- **Direction**
Retype all of the data exactly as given.
· · · · · · ·
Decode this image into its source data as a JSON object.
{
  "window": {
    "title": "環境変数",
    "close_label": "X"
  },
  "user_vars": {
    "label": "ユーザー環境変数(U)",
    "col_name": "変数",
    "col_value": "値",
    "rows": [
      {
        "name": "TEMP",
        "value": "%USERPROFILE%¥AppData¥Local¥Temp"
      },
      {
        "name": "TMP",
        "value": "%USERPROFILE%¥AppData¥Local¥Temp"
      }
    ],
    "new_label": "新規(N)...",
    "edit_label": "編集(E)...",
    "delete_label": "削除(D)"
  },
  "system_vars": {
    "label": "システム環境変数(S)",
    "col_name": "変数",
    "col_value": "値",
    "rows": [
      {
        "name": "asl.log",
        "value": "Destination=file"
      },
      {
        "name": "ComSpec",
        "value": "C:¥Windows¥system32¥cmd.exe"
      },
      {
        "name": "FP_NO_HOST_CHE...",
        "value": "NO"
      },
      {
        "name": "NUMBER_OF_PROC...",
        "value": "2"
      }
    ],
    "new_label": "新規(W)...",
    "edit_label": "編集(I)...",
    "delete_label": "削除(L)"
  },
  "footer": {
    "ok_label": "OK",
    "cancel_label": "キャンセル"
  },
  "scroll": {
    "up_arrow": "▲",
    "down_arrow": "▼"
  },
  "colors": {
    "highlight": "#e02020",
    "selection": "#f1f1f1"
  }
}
· · · · · · ·
- **Solved exercise**
Decode this image into its source data as a JSON object.
{
  "window": {
    "title": "環境変数",
    "close_label": "X"
  },
  "user_vars": {
    "label": "ユーザー環境変数(U)",
    "col_name": "変数",
    "col_value": "値",
    "rows": [
      {
        "name": "TEMP",
        "value": "%USERPROFILE%¥AppData¥Local¥Temp"
      },
      {
        "name": "TMP",
        "value": "%USERPROFILE%¥AppData¥Local¥Temp"
      }
    ],
    "new_label": "新規(N)...",
    "edit_label": "編集(E)...",
    "delete_label": "削除(D)"
  },
  "system_vars": {
    "label": "システム環境変数(S)",
    "col_name": "変数",
    "col_value": "値",
    "rows": [
      {
        "name": "asl.log",
        "value": "Destination=file"
      },
      {
        "name": "ComSpec",
        "value": "C:¥Windows¥system32¥cmd.exe"
      },
      {
        "name": "FP_NO_HOST_CHE...",
        "value": "NO"
      },
      {
        "name": "NUMBER_OF_PROC...",
        "value": "2"
      }
    ],
    "new_label": "新規(W)...",
    "edit_label": "編集(I)...",
    "delete_label": "削除(L)"
  },
  "footer": {
    "ok_label": "OK",
    "cancel_label": "キャンセル"
  },
  "scroll": {
    "up_arrow": "▲",
    "down_arrow": "▼"
  },
  "colors": {
    "highlight": "#e02020",
    "selection": "#f1f1f1"
  }
}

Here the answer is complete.